[Given request]: What follows is a listing to be transcribed exactly.

[The records]:
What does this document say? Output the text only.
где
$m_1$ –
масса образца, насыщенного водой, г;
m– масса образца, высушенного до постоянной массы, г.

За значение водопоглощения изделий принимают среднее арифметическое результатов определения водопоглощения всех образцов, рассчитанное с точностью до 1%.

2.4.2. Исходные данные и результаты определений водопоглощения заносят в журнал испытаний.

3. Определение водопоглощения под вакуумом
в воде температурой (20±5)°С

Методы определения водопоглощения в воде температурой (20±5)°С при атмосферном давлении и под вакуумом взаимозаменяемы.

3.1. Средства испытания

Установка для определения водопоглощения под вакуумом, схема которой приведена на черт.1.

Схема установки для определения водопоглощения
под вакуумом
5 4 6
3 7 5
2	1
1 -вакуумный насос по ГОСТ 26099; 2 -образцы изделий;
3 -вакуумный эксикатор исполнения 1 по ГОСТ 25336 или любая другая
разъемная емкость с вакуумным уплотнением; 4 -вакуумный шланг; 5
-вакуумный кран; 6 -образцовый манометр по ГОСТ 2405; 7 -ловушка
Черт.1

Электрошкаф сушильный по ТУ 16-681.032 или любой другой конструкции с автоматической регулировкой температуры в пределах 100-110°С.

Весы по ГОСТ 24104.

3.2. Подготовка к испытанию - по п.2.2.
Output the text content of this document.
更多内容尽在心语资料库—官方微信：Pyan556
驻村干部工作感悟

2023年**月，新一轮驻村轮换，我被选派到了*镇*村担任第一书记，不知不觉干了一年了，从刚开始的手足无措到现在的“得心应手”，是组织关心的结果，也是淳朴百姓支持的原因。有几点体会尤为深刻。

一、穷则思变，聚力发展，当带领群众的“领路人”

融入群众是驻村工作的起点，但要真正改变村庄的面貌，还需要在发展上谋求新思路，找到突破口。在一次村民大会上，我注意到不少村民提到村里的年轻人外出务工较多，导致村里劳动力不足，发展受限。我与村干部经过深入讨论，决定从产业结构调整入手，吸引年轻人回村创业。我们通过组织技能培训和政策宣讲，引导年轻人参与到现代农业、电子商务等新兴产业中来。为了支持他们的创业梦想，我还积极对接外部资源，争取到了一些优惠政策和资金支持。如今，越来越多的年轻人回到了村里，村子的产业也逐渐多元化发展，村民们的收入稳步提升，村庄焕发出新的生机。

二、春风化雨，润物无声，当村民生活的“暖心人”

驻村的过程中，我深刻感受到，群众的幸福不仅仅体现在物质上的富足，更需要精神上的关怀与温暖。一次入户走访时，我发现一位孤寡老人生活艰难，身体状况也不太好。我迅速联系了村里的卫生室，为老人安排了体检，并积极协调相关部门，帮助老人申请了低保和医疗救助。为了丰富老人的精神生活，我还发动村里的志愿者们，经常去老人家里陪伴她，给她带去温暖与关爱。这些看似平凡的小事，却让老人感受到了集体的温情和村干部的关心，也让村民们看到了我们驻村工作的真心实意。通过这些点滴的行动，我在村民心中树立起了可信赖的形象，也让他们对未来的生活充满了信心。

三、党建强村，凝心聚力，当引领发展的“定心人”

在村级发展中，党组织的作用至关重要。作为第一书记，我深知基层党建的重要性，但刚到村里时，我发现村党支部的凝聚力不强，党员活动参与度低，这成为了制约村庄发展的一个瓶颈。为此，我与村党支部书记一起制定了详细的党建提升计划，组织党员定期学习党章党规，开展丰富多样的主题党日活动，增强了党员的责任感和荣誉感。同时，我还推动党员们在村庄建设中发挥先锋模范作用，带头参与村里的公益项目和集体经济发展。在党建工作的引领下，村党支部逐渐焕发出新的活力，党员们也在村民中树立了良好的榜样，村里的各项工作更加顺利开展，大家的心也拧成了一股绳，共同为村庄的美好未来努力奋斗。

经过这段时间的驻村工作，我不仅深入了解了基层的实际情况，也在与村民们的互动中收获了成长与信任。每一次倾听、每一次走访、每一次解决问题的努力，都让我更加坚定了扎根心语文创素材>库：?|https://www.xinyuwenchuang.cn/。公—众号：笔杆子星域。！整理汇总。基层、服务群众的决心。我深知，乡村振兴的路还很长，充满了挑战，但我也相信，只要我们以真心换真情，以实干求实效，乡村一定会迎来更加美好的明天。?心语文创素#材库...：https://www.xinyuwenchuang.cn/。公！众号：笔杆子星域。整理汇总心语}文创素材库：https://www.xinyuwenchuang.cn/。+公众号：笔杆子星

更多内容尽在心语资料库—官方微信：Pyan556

[Response to this task]:
What does this document say? Output the text only.
где
$m_1$ –
масса образца, насыщенного водой, г;
m– масса образца, высушенного до постоянной массы, г.

За значение водопоглощения изделий принимают среднее арифметическое результатов определения водопоглощения всех образцов, рассчитанное с точностью до 1%.

2.4.2. Исходные данные и результаты определений водопоглощения заносят в журнал испытаний.

3. Определение водопоглощения под вакуумом
в воде температурой (20±5)°С

Методы определения водопоглощения в воде температурой (20±5)°С при атмосферном давлении и под вакуумом взаимозаменяемы.

3.1. Средства испытания

Установка для определения водопоглощения под вакуумом, схема которой приведена на черт.1.

Схема установки для определения водопоглощения
под вакуумом
5 4 6
3 7 5
2	1
1 -вакуумный насос по ГОСТ 26099; 2 -образцы изделий;
3 -вакуумный эксикатор исполнения 1 по ГОСТ 25336 или любая другая
разъемная емкость с вакуумным уплотнением; 4 -вакуумный шланг; 5
-вакуумный кран; 6 -образцовый манометр по ГОСТ 2405; 7 -ловушка
Черт.1

Электрошкаф сушильный по ТУ 16-681.032 или любой другой конструкции с автоматической регулировкой температуры в пределах 100-110°С.

Весы по ГОСТ 24104.

3.2. Подготовка к испытанию - по п.2.2.
Output the text content of this document.
更多内容尽在心语资料库—官方微信：Pyan556
驻村干部工作感悟

2023年**月，新一轮驻村轮换，我被选派到了*镇*村担任第一书记，不知不觉干了一年了，从刚开始的手足无措到现在的“得心应手”，是组织关心的结果，也是淳朴百姓支持的原因。有几点体会尤为深刻。

一、穷则思变，聚力发展，当带领群众的“领路人”

融入群众是驻村工作的起点，但要真正改变村庄的面貌，还需要在发展上谋求新思路，找到突破口。在一次村民大会上，我注意到不少村民提到村里的年轻人外出务工较多，导致村里劳动力不足，发展受限。我与村干部经过深入讨论，决定从产业结构调整入手，吸引年轻人回村创业。我们通过组织技能培训和政策宣讲，引导年轻人参与到现代农业、电子商务等新兴产业中来。为了支持他们的创业梦想，我还积极对接外部资源，争取到了一些优惠政策和资金支持。如今，越来越多的年轻人回到了村里，村子的产业也逐渐多元化发展，村民们的收入稳步提升，村庄焕发出新的生机。

二、春风化雨，润物无声，当村民生活的“暖心人”

驻村的过程中，我深刻感受到，群众的幸福不仅仅体现在物质上的富足，更需要精神上的关怀与温暖。一次入户走访时，我发现一位孤寡老人生活艰难，身体状况也不太好。我迅速联系了村里的卫生室，为老人安排了体检，并积极协调相关部门，帮助老人申请了低保和医疗救助。为了丰富老人的精神生活，我还发动村里的志愿者们，经常去老人家里陪伴她，给她带去温暖与关爱。这些看似平凡的小事，却让老人感受到了集体的温情和村干部的关心，也让村民们看到了我们驻村工作的真心实意。通过这些点滴的行动，我在村民心中树立起了可信赖的形象，也让他们对未来的生活充满了信心。

三、党建强村，凝心聚力，当引领发展的“定心人”

在村级发展中，党组织的作用至关重要。作为第一书记，我深知基层党建的重要性，但刚到村里时，我发现村党支部的凝聚力不强，党员活动参与度低，这成为了制约村庄发展的一个瓶颈。为此，我与村党支部书记一起制定了详细的党建提升计划，组织党员定期学习党章党规，开展丰富多样的主题党日活动，增强了党员的责任感和荣誉感。同时，我还推动党员们在村庄建设中发挥先锋模范作用，带头参与村里的公益项目和集体经济发展。在党建工作的引领下，村党支部逐渐焕发出新的活力，党员们也在村民中树立了良好的榜样，村里的各项工作更加顺利开展，大家的心也拧成了一股绳，共同为村庄的美好未来努力奋斗。

经过这段时间的驻村工作，我不仅深入了解了基层的实际情况，也在与村民们的互动中收获了成长与信任。每一次倾听、每一次走访、每一次解决问题的努力，都让我更加坚定了扎根心语文创素材>库：?|https://www.xinyuwenchuang.cn/。公—众号：笔杆子星域。！整理汇总。基层、服务群众的决心。我深知，乡村振兴的路还很长，充满了挑战，但我也相信，只要我们以真心换真情，以实干求实效，乡村一定会迎来更加美好的明天。?心语文创素#材库...：https://www.xinyuwenchuang.cn/。公！众号：笔杆子星域。整理汇总心语}文创素材库：https://www.xinyuwenchuang.cn/。+公众号：笔杆子星

更多内容尽在心语资料库—官方微信：Pyan556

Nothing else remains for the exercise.